Goal of the exercise
Print the listing that follows, character for character.

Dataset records
****

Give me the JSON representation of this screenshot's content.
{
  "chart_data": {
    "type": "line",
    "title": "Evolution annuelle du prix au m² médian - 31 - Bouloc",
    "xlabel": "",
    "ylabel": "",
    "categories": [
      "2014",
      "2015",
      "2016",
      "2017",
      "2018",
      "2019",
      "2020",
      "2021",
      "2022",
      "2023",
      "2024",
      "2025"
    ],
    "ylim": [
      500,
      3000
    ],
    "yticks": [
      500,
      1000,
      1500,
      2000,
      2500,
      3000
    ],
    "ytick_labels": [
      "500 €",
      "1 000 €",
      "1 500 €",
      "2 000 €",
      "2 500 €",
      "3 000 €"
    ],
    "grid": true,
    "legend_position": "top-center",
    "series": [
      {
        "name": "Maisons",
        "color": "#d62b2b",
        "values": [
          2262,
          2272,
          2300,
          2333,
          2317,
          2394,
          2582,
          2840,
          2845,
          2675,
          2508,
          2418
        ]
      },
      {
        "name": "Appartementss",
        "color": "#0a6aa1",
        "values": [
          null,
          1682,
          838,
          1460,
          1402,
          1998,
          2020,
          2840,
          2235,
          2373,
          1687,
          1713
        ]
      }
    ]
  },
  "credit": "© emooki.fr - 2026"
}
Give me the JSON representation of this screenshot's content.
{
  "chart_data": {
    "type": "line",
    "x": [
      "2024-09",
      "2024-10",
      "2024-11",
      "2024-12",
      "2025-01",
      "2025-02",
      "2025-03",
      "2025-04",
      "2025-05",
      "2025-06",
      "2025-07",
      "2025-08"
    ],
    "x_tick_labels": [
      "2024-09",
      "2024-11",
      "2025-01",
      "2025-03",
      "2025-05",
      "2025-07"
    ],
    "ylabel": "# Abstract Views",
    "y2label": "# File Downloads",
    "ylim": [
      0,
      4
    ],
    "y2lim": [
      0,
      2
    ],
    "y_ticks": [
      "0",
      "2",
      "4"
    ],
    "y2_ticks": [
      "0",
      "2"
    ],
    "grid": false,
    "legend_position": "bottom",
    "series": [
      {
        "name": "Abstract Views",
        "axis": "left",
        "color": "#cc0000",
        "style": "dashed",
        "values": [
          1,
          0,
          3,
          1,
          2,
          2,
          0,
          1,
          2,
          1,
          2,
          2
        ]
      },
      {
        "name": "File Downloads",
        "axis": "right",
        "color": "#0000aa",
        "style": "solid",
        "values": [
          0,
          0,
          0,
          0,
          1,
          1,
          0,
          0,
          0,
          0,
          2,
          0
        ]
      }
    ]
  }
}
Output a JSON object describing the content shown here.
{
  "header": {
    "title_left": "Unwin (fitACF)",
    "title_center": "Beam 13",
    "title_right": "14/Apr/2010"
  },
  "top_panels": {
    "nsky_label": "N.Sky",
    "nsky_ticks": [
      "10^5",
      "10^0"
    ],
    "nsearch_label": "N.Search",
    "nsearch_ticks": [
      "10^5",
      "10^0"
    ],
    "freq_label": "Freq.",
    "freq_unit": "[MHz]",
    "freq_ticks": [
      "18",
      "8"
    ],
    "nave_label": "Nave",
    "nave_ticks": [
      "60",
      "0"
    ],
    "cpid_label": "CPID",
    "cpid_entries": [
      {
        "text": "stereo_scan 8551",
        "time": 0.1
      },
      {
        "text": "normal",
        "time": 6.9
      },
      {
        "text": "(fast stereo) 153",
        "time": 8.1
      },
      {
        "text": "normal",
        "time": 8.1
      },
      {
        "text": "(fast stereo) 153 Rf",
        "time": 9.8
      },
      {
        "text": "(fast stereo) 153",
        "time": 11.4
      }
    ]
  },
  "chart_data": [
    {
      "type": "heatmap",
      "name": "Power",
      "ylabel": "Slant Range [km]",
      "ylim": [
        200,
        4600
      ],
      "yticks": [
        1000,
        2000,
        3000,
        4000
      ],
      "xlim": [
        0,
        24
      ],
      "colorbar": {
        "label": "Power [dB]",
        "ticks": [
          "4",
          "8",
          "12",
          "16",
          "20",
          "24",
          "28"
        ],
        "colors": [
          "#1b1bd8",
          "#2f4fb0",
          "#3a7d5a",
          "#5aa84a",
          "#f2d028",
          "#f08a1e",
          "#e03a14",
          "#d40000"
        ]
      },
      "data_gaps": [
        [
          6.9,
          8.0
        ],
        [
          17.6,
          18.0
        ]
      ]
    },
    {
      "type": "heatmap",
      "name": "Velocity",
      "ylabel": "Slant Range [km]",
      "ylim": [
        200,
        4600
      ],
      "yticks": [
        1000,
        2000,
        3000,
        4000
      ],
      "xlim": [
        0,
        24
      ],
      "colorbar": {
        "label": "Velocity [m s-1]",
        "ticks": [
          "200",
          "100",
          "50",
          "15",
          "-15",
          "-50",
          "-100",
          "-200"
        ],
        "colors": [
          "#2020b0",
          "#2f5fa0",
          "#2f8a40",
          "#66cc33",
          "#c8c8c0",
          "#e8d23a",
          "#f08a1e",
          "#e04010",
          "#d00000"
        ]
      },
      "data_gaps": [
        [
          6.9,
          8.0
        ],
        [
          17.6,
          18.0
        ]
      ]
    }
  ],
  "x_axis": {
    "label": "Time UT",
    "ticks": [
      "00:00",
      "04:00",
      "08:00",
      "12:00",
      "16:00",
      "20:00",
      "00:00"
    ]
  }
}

****

Solution to the exercise
Give me the JSON representation of this screenshot's content.
{
  "chart_data": {
    "type": "line",
    "title": "Evolution annuelle du prix au m² médian - 31 - Bouloc",
    "xlabel": "",
    "ylabel": "",
    "categories": [
      "2014",
      "2015",
      "2016",
      "2017",
      "2018",
      "2019",
      "2020",
      "2021",
      "2022",
      "2023",
      "2024",
      "2025"
    ],
    "ylim": [
      500,
      3000
    ],
    "yticks": [
      500,
      1000,
      1500,
      2000,
      2500,
      3000
    ],
    "ytick_labels": [
      "500 €",
      "1 000 €",
      "1 500 €",
      "2 000 €",
      "2 500 €",
      "3 000 €"
    ],
    "grid": true,
    "legend_position": "top-center",
    "series": [
      {
        "name": "Maisons",
        "color": "#d62b2b",
        "values": [
          2262,
          2272,
          2300,
          2333,
          2317,
          2394,
          2582,
          2840,
          2845,
          2675,
          2508,
          2418
        ]
      },
      {
        "name": "Appartementss",
        "color": "#0a6aa1",
        "values": [
          null,
          1682,
          838,
          1460,
          1402,
          1998,
          2020,
          2840,
          2235,
          2373,
          1687,
          1713
        ]
      }
    ]
  },
  "credit": "© emooki.fr - 2026"
}
Give me the JSON representation of this screenshot's content.
{
  "chart_data": {
    "type": "line",
    "x": [
      "2024-09",
      "2024-10",
      "2024-11",
      "2024-12",
      "2025-01",
      "2025-02",
      "2025-03",
      "2025-04",
      "2025-05",
      "2025-06",
      "2025-07",
      "2025-08"
    ],
    "x_tick_labels": [
      "2024-09",
      "2024-11",
      "2025-01",
      "2025-03",
      "2025-05",
      "2025-07"
    ],
    "ylabel": "# Abstract Views",
    "y2label": "# File Downloads",
    "ylim": [
      0,
      4
    ],
    "y2lim": [
      0,
      2
    ],
    "y_ticks": [
      "0",
      "2",
      "4"
    ],
    "y2_ticks": [
      "0",
      "2"
    ],
    "grid": false,
    "legend_position": "bottom",
    "series": [
      {
        "name": "Abstract Views",
        "axis": "left",
        "color": "#cc0000",
        "style": "dashed",
        "values": [
          1,
          0,
          3,
          1,
          2,
          2,
          0,
          1,
          2,
          1,
          2,
          2
        ]
      },
      {
        "name": "File Downloads",
        "axis": "right",
        "color": "#0000aa",
        "style": "solid",
        "values": [
          0,
          0,
          0,
          0,
          1,
          1,
          0,
          0,
          0,
          0,
          2,
          0
        ]
      }
    ]
  }
}
Output a JSON object describing the content shown here.
{
  "header": {
    "title_left": "Unwin (fitACF)",
    "title_center": "Beam 13",
    "title_right": "14/Apr/2010"
  },
  "top_panels": {
    "nsky_label": "N.Sky",
    "nsky_ticks": [
      "10^5",
      "10^0"
    ],
    "nsearch_label": "N.Search",
    "nsearch_ticks": [
      "10^5",
      "10^0"
    ],
    "freq_label": "Freq.",
    "freq_unit": "[MHz]",
    "freq_ticks": [
      "18",
      "8"
    ],
    "nave_label": "Nave",
    "nave_ticks": [
      "60",
      "0"
    ],
    "cpid_label": "CPID",
    "cpid_entries": [
      {
        "text": "stereo_scan 8551",
        "time": 0.1
      },
      {
        "text": "normal",
        "time": 6.9
      },
      {
        "text": "(fast stereo) 153",
        "time": 8.1
      },
      {
        "text": "normal",
        "time": 8.1
      },
      {
        "text": "(fast stereo) 153 Rf",
        "time": 9.8
      },
      {
        "text": "(fast stereo) 153",
        "time": 11.4
      }
    ]
  },
  "chart_data": [
    {
      "type": "heatmap",
      "name": "Power",
      "ylabel": "Slant Range [km]",
      "ylim": [
        200,
        4600
      ],
      "yticks": [
        1000,
        2000,
        3000,
        4000
      ],
      "xlim": [
        0,
        24
      ],
      "colorbar": {
        "label": "Power [dB]",
        "ticks": [
          "4",
          "8",
          "12",
          "16",
          "20",
          "24",
          "28"
        ],
        "colors": [
          "#1b1bd8",
          "#2f4fb0",
          "#3a7d5a",
          "#5aa84a",
          "#f2d028",
          "#f08a1e",
          "#e03a14",
          "#d40000"
        ]
      },
      "data_gaps": [
        [
          6.9,
          8.0
        ],
        [
          17.6,
          18.0
        ]
      ]
    },
    {
      "type": "heatmap",
      "name": "Velocity",
      "ylabel": "Slant Range [km]",
      "ylim": [
        200,
        4600
      ],
      "yticks": [
        1000,
        2000,
        3000,
        4000
      ],
      "xlim": [
        0,
        24
      ],
      "colorbar": {
        "label": "Velocity [m s-1]",
        "ticks": [
          "200",
          "100",
          "50",
          "15",
          "-15",
          "-50",
          "-100",
          "-200"
        ],
        "colors": [
          "#2020b0",
          "#2f5fa0",
          "#2f8a40",
          "#66cc33",
          "#c8c8c0",
          "#e8d23a",
          "#f08a1e",
          "#e04010",
          "#d00000"
        ]
      },
      "data_gaps": [
        [
          6.9,
          8.0
        ],
        [
          17.6,
          18.0
        ]
      ]
    }
  ],
  "x_axis": {
    "label": "Time UT",
    "ticks": [
      "00:00",
      "04:00",
      "08:00",
      "12:00",
      "16:00",
      "20:00",
      "00:00"
    ]
  }
}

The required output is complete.